• _PROBLEMS TO SOLVE_
[A] In the Bixby, Texas article, how much total area does the CDP have?
[B] Resume the Bixby, Texas article from the point where it stops.

• _EXTRACTED TEXT_
--------------------------------

Bixby is a census-designated place (CDP) in Cameron County, Texas, United States. The population was 352 at the 2020 census. It is part of the Brownsville-Harlingen Metropolitan Statistical Area.

==Geography==
Bixby is located at (26.143269, -97.857239).

According to the United States Census Bureau, the CDP has a total area of 1.6 sqmi, all land.

==Demographics==

Bixby first appeared as a census designated place prior to the 2000 U.S. census.

Historical population
| Census | Pop. | Note | %± |
| 2000 | 356 |  | — |
| 2010 | 504 |  | 41.6% |
| 2020 | 352 |  | −30.2% |
U.S. Decennial Census 1850–1900 1910 1920 1930 1940 1950 1960 1970 1980 1990 2000 2010 2020

===2020 census===

Bixby CDP, Texas – Racial and ethnic composition Note: the US Census treats Hispanic/Latino as an ethnic category. This table excludes Latinos from the racial categories and assigns them to a separate category. Hispanics/Latinos may be of any race.

--------------------------------

• _THE DATA_
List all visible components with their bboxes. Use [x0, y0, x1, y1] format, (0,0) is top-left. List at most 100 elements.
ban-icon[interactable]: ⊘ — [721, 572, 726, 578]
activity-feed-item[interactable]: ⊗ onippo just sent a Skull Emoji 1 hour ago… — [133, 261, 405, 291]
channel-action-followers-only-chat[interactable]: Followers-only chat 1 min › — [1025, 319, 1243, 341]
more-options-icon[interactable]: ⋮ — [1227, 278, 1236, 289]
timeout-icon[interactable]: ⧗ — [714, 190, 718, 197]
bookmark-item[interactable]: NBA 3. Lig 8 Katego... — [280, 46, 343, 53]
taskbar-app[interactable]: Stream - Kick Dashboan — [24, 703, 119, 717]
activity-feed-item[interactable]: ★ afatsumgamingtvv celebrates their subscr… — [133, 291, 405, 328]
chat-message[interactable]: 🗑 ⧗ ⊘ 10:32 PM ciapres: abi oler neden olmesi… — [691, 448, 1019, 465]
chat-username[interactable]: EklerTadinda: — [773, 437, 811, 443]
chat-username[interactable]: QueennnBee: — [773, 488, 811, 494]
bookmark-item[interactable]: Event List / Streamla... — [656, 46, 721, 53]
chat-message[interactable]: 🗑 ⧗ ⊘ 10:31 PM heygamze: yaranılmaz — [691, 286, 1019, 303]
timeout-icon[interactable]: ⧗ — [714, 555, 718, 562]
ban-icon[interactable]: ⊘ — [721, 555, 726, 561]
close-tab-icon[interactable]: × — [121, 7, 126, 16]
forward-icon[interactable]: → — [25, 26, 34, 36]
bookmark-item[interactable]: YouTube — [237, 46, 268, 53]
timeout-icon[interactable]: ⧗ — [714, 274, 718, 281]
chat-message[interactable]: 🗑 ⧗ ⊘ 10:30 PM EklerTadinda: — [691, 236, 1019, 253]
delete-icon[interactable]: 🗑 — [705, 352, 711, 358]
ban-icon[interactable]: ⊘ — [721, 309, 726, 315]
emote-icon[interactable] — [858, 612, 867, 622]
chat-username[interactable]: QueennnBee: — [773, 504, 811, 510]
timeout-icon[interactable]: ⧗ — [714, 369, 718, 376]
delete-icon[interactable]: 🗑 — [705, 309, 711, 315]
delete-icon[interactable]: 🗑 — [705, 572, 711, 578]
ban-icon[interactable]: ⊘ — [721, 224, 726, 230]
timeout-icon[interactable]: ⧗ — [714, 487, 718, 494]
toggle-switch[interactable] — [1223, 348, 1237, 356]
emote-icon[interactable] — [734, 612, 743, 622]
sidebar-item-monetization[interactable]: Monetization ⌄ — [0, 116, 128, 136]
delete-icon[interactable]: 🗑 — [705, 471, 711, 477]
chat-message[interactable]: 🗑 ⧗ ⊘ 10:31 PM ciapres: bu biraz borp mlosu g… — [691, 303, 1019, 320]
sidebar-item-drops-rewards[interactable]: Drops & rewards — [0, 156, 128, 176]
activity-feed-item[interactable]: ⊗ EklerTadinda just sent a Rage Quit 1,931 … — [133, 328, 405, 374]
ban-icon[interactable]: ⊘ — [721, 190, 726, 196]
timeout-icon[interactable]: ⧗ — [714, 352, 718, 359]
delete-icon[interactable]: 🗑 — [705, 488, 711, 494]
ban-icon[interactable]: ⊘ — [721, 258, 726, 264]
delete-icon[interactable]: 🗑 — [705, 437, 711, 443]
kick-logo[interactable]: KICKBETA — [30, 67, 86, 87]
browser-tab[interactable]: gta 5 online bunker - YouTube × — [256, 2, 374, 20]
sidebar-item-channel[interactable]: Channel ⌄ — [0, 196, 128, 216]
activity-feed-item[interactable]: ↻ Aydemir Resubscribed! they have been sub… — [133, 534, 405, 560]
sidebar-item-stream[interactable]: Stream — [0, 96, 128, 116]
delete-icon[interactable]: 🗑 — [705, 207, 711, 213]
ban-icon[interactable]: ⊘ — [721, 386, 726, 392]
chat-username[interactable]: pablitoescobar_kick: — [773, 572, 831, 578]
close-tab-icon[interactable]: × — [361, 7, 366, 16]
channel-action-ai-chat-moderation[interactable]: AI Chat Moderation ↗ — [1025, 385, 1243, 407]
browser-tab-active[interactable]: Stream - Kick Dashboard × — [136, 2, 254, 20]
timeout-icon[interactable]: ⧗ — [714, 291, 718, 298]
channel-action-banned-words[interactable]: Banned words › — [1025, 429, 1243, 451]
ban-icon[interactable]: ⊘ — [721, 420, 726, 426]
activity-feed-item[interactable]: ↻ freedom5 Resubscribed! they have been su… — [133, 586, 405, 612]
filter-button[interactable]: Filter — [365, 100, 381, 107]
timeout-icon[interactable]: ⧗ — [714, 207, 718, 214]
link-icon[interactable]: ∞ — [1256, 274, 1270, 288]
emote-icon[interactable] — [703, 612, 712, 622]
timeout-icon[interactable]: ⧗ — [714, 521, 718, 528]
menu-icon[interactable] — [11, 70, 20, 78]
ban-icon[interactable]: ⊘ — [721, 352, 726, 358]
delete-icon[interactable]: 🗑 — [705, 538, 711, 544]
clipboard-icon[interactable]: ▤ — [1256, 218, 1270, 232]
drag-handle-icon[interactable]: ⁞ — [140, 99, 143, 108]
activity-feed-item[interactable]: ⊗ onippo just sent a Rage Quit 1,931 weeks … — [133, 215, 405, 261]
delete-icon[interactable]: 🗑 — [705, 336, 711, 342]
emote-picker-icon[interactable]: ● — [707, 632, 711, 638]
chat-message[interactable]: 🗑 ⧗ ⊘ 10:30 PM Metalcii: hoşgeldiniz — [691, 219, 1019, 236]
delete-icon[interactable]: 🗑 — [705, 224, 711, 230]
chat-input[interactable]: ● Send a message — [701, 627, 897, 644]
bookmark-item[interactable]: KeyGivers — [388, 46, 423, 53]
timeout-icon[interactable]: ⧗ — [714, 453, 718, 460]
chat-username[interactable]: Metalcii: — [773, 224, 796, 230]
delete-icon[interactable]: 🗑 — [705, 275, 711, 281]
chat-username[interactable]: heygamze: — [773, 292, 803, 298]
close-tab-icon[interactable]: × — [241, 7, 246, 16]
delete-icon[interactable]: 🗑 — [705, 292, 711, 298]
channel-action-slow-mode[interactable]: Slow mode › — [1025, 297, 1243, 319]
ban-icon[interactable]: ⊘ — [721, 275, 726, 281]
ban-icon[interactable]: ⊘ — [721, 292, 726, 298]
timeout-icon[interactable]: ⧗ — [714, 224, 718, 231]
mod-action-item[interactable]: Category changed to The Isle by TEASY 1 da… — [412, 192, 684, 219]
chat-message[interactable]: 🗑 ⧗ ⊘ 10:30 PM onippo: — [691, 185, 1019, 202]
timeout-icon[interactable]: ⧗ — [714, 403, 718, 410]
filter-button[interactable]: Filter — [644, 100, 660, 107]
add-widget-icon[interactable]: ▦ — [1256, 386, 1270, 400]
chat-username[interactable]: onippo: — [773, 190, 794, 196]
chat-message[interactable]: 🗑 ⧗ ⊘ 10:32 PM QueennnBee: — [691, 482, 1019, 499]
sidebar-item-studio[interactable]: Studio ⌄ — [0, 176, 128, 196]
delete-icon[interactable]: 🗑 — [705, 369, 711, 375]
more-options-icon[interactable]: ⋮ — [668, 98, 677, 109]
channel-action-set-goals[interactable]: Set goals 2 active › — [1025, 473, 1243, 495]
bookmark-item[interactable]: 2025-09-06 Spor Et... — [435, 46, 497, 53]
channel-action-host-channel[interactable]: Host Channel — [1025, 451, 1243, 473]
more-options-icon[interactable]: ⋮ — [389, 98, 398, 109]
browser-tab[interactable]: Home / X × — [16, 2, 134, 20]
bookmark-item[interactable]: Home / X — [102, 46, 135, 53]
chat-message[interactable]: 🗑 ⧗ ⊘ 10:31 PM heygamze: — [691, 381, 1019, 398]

--------------------------------

• _SET OF ANSWERS_
[A] 1.6 square miles, all land.

[B]
| Race / Ethnicity (NH = Non-Hispanic) | Pop 2000 | Pop 2010 | Pop 2020 | % 2000 | % 2010 | % 2020 |
|---|---|---|---|---|---|---|
| White alone (NH) | 78 | 101 | 28 | 21.91% | 20.04% | 7.95% |
| Black or African American alone (NH) | 0 | 0 | 0 | 0.00% | 0.00% | 0.00% |
| Native American or Alaska Native alone (NH) | 0 | 1 | 0 | 0.00% | 0.20% | 0.00% |
| Asian alone (NH) | 1 | 0 | 3 | 0.28% | 0.00% | 0.85% |
| Native Hawaiian or Pacific Islander alone (NH) | 0 | 0 | 0 | 0.00% | 0.00% | 0.00% |
| Other race alone (NH) | 0 | 0 | 2 | 0.00% | 0.00% | 0.57% |
| Mixed race or Multiracial (NH) | 3 | 2 | 3 | 0.84% | 0.40% | 0.85% |
| Hispanic or Latino (any race) | 274 | 400 | 316 | 76.97% | 79.37% | 89.77% |
| Total | 356 | 504 | 352 | 100.00% | 100.00% | 100.00% |

At the 2000 census there were 356 people in 102 households, including 88 families, in the CDP. The population density was 216.4 PD/sqmi. There were 126 housing units at an average density of 76.6 /sqmi. The racial makeup of the CDP was 81.46% White, 1.40% Native American, 0.28% Asian, 13.48% from other races, and 3.37% from two or more races. Hispanic or Latino of any race were 76.97%.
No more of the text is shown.